Required work = Count the lines that hold the string "BzCh". Reply with the number alone.

* START Entries *

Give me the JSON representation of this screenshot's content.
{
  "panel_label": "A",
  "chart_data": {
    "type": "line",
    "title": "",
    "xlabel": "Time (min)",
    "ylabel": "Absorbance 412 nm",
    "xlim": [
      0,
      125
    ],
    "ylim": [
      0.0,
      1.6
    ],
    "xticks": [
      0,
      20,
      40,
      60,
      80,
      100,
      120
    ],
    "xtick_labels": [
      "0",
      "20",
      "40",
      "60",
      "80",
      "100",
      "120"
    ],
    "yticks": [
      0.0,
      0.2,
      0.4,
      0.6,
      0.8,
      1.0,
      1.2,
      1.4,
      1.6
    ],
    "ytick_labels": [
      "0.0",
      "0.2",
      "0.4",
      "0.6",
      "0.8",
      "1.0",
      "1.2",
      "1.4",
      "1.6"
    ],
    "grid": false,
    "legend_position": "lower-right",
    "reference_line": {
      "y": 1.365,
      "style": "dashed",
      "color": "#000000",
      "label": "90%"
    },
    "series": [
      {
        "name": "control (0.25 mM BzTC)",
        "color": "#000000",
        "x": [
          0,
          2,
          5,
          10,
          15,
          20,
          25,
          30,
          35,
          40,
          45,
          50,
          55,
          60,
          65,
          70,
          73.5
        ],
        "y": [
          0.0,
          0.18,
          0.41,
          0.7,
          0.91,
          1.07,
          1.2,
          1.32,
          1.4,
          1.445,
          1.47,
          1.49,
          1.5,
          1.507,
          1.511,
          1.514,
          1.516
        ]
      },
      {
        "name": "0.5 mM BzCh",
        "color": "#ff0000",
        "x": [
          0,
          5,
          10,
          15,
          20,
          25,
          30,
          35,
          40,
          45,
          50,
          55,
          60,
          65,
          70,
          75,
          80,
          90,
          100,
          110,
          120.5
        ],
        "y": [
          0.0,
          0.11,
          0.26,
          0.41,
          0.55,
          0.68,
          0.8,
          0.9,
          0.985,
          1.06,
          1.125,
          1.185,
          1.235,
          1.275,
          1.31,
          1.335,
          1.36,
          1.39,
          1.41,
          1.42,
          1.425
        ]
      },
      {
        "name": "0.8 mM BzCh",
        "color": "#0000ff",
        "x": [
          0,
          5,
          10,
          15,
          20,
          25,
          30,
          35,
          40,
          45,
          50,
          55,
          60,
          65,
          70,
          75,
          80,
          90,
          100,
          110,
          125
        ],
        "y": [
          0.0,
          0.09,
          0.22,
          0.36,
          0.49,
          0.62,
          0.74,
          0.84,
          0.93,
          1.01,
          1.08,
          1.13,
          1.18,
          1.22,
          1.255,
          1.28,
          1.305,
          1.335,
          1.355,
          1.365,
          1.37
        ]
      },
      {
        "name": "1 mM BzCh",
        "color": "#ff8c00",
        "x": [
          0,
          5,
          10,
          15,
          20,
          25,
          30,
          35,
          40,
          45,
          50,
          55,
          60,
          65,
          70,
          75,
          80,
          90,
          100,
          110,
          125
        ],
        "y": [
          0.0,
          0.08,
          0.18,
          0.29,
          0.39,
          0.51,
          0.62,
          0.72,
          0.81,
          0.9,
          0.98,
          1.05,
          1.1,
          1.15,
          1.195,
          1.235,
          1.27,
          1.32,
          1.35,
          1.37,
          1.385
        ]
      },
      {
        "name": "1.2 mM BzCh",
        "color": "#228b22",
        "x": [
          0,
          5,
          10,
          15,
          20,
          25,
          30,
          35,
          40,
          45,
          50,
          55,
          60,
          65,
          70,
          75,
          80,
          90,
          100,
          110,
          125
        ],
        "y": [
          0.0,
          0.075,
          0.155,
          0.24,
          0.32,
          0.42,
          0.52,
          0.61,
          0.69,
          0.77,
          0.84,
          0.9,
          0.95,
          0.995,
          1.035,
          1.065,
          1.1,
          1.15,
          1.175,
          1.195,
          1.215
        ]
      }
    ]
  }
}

* END Entries *

Complete output = 4